# start of The data

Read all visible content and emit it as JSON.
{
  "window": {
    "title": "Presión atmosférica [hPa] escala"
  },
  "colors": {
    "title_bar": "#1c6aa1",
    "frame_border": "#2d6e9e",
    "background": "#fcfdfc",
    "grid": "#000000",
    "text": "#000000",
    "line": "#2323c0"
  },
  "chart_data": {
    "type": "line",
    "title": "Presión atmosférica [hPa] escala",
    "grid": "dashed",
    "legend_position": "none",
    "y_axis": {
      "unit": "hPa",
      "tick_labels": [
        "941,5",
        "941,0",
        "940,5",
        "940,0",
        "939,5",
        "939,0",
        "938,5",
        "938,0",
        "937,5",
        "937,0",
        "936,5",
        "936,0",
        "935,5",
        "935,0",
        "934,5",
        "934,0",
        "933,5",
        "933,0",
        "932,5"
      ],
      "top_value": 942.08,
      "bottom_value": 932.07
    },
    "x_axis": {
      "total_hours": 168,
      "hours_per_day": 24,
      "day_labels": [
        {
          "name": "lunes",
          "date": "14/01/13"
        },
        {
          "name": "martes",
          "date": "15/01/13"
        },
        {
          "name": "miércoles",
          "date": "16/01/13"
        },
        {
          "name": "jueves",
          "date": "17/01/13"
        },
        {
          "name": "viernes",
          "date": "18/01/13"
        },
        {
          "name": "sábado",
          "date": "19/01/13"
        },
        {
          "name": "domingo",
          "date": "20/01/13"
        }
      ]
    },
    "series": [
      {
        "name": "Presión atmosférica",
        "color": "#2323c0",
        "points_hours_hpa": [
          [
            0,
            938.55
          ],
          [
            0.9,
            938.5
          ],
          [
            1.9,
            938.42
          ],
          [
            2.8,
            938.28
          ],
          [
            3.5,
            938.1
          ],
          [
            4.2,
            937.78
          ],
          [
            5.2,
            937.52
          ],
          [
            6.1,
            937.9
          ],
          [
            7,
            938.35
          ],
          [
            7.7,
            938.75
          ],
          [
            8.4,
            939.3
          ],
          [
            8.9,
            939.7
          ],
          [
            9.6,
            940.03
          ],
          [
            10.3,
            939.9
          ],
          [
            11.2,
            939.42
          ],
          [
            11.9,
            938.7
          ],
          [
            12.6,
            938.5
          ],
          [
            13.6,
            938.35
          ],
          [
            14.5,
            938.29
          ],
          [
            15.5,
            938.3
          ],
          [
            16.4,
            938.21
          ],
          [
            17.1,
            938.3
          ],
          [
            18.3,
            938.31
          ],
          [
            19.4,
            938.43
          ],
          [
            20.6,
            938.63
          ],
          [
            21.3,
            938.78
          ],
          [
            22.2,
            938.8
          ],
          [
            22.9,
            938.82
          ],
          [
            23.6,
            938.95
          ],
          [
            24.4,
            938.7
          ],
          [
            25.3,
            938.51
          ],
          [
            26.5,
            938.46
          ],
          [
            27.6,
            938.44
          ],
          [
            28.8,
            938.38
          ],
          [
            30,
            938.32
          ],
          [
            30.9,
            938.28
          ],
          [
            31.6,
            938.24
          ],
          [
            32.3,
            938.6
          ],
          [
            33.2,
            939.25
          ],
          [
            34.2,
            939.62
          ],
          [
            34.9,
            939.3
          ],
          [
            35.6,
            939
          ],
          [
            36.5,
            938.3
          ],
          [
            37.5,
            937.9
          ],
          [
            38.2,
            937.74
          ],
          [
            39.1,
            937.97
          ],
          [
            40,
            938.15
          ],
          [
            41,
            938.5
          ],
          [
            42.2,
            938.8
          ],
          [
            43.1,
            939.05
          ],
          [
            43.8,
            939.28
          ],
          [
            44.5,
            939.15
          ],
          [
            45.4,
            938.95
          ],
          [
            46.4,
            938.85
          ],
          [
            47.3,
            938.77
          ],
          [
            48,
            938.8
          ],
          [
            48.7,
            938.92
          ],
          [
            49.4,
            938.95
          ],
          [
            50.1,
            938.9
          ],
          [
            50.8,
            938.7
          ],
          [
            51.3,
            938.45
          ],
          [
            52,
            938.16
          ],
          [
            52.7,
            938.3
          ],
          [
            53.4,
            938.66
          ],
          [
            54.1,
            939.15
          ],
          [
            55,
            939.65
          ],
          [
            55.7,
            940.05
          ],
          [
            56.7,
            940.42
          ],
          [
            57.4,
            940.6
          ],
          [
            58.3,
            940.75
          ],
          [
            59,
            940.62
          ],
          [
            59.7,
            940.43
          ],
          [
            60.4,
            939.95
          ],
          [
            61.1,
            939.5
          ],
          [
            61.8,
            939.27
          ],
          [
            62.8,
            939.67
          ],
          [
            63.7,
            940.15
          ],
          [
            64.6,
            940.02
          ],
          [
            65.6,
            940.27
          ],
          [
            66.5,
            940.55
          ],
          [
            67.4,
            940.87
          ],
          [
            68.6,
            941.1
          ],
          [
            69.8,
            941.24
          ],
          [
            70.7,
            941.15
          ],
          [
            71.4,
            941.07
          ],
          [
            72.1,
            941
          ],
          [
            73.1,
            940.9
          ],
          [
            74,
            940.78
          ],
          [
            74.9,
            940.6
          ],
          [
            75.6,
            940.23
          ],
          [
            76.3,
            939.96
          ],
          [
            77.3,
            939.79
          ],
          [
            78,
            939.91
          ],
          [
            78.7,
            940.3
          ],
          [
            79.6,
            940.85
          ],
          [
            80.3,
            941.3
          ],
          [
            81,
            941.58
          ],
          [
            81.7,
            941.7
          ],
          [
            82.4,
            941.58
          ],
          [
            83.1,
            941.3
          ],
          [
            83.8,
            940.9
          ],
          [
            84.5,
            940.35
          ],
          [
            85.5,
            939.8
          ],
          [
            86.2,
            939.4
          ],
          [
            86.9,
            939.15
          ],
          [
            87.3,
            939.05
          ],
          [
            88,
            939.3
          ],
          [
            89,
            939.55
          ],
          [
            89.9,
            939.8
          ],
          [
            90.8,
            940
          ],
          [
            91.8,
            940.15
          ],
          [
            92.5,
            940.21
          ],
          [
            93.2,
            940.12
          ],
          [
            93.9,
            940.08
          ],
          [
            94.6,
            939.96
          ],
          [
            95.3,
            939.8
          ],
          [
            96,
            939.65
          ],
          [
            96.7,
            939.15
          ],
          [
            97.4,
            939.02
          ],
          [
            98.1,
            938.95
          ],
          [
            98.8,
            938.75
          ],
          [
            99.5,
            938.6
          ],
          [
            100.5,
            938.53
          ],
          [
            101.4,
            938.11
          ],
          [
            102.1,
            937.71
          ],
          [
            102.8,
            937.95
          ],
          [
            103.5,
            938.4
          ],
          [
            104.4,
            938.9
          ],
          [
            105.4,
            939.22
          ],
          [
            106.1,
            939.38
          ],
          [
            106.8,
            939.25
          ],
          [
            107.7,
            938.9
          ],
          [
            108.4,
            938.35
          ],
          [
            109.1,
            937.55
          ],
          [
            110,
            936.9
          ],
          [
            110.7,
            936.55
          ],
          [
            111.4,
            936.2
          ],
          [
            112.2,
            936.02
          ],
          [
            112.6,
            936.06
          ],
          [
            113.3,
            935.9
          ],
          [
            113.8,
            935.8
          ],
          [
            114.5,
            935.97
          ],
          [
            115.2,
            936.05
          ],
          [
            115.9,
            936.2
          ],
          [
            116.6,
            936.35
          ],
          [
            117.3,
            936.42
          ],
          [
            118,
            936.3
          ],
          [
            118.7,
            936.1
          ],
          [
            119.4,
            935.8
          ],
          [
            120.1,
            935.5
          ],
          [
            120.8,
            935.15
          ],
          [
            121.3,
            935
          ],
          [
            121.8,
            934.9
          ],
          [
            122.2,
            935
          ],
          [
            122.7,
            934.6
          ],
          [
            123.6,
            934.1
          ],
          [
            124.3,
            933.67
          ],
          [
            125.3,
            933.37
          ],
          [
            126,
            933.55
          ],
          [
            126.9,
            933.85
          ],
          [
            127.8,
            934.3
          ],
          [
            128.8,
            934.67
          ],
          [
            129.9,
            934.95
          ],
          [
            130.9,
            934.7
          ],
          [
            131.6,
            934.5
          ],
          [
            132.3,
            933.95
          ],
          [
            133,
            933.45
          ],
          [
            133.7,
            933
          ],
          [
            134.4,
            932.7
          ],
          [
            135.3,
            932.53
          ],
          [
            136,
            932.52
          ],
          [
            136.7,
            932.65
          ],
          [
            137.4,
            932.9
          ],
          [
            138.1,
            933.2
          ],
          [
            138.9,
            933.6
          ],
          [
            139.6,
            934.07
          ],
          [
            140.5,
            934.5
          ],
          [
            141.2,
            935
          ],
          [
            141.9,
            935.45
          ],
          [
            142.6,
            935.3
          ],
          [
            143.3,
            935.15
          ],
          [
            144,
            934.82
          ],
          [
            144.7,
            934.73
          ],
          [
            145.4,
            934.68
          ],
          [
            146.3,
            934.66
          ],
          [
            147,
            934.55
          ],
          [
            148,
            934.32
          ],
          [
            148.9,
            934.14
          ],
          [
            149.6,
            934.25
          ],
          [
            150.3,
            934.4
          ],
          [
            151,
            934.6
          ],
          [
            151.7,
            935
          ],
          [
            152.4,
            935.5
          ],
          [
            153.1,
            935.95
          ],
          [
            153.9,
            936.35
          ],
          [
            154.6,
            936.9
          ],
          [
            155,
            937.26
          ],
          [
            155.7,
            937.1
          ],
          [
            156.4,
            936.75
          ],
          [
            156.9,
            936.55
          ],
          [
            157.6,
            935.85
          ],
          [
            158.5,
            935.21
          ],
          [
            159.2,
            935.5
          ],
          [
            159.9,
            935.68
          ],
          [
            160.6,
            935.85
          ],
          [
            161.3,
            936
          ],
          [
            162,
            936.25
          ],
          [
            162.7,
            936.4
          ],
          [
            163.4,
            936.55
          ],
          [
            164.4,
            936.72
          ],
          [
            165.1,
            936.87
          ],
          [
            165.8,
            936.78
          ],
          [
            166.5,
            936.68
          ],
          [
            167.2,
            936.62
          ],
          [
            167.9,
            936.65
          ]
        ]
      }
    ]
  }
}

# end of The data

Aim of the exercise
Go through the records and pull out each line that includes the word "escala".

Expected output
    "title": "Presión atmosférica [hPa] escala"
    "title": "Presión atmosférica [hPa] escala",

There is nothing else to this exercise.